Here are some records; copy every line that holds the word "Gävleborg".
[begin Listed entries]
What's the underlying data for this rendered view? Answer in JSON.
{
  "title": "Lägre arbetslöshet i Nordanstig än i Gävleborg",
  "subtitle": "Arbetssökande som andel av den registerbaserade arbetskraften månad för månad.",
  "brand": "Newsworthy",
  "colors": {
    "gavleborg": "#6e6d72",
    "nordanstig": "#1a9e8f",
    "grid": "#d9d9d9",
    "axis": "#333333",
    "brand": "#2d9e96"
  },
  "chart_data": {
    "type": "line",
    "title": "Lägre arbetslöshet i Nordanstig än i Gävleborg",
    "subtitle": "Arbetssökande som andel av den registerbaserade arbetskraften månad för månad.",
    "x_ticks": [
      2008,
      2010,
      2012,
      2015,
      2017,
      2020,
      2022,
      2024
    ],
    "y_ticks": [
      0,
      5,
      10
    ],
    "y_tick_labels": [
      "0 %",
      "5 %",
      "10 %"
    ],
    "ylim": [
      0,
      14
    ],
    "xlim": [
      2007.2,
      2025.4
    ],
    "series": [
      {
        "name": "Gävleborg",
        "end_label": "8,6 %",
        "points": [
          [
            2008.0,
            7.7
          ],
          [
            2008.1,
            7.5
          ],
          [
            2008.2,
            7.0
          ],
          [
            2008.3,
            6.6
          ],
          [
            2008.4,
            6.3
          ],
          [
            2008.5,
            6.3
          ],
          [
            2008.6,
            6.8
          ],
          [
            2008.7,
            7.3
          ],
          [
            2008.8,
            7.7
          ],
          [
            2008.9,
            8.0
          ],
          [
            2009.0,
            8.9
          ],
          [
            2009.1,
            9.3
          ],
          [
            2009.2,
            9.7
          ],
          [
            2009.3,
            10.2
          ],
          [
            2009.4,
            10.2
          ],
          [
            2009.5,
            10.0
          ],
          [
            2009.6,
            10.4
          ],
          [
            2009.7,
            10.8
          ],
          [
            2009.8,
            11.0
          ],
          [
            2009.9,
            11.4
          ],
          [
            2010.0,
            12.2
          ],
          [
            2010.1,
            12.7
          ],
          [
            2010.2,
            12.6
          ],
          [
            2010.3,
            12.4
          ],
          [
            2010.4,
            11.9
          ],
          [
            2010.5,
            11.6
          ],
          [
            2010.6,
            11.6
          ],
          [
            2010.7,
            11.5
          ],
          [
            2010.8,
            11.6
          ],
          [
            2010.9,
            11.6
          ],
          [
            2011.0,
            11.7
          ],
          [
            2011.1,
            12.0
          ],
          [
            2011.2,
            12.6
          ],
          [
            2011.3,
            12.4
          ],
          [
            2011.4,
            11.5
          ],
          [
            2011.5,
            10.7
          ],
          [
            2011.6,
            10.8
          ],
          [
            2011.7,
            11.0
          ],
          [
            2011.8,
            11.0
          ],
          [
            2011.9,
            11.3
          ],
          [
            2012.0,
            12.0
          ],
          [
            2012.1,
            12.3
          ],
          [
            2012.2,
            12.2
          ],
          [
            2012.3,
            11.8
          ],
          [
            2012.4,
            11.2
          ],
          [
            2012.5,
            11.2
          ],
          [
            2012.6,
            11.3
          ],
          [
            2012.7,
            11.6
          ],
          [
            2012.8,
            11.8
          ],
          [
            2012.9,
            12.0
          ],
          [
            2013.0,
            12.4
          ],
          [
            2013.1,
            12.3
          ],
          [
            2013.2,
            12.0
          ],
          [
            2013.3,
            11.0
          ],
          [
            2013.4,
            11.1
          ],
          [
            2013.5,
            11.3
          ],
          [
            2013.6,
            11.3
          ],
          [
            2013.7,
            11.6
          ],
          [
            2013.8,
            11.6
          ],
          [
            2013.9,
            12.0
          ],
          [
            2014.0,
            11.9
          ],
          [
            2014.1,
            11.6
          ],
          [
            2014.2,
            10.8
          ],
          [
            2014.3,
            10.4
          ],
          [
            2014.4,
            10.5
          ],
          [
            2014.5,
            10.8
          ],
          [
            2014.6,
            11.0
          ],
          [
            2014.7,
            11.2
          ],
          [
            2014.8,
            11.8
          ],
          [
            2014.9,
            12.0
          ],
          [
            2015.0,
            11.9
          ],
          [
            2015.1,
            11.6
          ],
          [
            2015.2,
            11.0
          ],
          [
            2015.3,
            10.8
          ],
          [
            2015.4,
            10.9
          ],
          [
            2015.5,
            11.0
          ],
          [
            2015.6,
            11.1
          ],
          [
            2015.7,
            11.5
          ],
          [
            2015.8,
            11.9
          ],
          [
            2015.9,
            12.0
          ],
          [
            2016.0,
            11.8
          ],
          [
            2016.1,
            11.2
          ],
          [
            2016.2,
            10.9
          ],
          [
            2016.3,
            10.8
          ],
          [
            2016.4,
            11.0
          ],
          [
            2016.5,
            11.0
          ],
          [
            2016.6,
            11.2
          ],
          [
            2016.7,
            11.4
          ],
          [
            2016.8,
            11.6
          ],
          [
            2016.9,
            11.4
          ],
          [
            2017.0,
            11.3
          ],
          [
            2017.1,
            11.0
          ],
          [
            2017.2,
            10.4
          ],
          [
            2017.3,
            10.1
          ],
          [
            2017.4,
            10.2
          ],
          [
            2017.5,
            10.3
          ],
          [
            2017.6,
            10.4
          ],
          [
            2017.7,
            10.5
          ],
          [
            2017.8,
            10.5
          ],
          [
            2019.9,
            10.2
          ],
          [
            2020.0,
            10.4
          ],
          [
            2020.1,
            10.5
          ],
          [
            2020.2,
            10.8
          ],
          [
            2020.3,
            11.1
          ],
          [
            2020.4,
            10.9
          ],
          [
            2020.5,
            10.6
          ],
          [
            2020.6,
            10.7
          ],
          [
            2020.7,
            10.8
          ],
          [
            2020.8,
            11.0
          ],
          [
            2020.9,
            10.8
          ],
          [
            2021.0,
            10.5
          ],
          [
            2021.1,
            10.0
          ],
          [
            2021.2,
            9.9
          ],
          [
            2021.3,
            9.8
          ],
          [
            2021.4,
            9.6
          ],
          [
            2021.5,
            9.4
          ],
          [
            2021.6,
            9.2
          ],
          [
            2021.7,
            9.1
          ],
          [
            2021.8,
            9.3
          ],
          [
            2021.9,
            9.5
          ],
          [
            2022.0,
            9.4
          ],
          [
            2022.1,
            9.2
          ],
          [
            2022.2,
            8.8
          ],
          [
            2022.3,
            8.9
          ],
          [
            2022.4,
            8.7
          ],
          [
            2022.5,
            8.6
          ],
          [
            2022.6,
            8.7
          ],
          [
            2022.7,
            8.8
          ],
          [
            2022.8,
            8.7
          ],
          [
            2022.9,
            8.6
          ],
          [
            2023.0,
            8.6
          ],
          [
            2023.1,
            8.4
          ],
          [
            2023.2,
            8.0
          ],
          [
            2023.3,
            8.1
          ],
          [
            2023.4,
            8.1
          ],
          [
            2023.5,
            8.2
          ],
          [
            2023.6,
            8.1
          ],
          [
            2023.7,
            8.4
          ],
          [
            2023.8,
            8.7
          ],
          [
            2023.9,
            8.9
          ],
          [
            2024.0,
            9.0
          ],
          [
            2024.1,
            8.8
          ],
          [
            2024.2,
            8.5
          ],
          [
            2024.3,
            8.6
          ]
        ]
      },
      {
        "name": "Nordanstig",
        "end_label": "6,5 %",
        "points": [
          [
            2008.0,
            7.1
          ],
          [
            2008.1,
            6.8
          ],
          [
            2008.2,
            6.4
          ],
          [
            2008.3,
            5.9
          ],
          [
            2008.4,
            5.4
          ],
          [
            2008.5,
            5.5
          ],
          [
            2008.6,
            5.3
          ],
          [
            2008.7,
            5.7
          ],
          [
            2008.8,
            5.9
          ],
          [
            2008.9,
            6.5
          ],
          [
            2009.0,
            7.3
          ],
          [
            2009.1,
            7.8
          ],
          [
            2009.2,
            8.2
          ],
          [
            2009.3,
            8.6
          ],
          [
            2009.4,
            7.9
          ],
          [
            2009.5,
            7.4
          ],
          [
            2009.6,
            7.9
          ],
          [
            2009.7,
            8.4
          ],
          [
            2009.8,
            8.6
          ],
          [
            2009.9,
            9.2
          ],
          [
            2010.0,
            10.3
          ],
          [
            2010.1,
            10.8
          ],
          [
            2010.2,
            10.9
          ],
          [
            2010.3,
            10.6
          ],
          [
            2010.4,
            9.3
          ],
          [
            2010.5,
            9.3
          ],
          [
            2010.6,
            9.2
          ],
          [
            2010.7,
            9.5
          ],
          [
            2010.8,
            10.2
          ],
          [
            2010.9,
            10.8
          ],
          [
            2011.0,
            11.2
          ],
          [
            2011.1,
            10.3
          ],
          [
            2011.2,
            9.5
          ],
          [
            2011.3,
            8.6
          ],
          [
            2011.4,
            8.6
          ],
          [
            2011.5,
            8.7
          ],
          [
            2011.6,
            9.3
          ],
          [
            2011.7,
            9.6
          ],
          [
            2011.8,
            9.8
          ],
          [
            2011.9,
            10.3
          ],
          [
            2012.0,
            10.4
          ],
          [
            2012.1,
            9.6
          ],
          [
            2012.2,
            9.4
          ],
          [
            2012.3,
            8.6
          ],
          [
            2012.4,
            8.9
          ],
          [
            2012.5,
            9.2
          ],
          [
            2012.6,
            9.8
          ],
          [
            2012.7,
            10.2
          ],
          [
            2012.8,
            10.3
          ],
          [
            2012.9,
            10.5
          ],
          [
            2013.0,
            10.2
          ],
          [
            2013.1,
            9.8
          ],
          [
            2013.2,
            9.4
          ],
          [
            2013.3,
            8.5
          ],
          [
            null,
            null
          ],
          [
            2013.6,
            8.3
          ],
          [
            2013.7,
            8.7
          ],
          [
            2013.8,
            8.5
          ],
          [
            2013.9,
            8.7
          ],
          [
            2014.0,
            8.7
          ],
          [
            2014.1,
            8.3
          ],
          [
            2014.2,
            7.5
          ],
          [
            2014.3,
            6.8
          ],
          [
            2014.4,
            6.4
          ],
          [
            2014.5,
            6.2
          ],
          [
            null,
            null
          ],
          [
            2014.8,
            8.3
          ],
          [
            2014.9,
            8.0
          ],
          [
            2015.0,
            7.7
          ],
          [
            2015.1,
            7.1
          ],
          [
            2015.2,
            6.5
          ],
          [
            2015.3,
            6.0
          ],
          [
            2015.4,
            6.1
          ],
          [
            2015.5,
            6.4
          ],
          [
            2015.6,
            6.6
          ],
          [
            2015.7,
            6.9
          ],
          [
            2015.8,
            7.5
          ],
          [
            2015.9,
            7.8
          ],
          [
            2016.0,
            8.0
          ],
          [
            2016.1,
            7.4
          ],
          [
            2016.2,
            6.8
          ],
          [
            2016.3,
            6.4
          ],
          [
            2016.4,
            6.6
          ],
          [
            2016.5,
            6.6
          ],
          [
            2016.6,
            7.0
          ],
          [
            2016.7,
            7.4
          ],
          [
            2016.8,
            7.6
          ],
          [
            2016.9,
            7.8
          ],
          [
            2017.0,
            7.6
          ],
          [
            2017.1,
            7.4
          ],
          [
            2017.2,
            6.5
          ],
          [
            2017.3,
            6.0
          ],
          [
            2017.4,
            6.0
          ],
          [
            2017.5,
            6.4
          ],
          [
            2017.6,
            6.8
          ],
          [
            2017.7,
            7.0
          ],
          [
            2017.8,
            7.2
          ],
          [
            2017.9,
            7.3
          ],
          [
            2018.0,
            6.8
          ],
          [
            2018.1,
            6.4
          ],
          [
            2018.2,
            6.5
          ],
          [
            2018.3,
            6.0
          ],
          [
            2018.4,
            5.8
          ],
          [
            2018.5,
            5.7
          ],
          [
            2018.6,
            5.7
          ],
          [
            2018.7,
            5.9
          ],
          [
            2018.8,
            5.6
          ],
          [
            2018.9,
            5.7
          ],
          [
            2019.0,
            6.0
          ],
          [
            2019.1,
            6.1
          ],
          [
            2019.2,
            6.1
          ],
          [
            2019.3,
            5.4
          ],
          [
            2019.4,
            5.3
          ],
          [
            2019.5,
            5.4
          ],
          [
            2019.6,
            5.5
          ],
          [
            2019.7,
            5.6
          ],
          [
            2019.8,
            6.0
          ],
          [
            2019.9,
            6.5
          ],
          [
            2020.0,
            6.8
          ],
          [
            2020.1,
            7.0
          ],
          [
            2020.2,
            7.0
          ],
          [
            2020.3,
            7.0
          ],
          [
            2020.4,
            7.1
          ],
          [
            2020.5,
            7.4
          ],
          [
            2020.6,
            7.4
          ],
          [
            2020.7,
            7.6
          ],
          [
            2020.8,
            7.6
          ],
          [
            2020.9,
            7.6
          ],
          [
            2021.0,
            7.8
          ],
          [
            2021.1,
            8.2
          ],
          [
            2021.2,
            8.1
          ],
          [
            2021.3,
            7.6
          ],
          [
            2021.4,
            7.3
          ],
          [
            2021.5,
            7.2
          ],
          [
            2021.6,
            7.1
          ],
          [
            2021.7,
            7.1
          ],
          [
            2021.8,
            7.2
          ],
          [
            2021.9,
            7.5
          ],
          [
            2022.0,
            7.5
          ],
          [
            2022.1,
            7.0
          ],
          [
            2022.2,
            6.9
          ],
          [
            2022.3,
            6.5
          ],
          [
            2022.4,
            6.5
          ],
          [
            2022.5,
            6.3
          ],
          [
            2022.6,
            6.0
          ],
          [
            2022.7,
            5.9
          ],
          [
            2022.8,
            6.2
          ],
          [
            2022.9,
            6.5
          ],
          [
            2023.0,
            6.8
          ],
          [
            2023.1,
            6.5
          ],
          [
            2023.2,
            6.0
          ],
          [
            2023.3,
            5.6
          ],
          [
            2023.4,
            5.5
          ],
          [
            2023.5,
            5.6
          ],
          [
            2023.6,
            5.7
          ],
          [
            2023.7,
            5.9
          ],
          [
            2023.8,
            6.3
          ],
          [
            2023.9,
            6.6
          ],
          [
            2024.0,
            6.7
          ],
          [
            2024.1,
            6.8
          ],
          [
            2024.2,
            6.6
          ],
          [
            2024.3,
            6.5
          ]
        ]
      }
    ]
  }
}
[end Listed entries]
[begin Listed entries]
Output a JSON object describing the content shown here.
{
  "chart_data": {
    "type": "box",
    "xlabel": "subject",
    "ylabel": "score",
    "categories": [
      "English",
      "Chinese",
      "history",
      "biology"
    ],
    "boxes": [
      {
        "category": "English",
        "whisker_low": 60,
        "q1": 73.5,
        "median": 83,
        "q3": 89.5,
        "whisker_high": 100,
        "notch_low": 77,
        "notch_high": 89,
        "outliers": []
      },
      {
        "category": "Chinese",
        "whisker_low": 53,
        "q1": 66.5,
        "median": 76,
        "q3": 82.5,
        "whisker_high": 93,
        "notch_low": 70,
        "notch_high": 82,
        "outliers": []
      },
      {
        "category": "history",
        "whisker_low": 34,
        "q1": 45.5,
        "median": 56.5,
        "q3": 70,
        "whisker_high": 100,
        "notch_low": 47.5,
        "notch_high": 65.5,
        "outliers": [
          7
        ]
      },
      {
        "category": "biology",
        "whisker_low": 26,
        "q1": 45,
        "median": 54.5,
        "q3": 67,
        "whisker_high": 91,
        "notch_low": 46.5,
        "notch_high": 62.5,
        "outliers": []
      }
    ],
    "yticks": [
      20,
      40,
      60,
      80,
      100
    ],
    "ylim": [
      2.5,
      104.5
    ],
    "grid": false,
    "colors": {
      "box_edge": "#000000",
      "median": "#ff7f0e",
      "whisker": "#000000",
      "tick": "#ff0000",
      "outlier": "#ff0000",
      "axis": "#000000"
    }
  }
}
[end Listed entries]
[begin Listed entries]
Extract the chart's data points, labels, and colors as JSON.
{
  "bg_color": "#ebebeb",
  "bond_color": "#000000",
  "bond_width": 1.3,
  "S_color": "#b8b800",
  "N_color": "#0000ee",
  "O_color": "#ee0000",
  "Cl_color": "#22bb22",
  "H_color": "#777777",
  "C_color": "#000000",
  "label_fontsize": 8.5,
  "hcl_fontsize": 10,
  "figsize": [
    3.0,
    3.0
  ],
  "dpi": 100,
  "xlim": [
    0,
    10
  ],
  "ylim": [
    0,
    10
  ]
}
[end Listed entries]
▶ Task answer:
  "title": "Lägre arbetslöshet i Nordanstig än i Gävleborg",
    "title": "Lägre arbetslöshet i Nordanstig än i Gävleborg",
        "name": "Gävleborg",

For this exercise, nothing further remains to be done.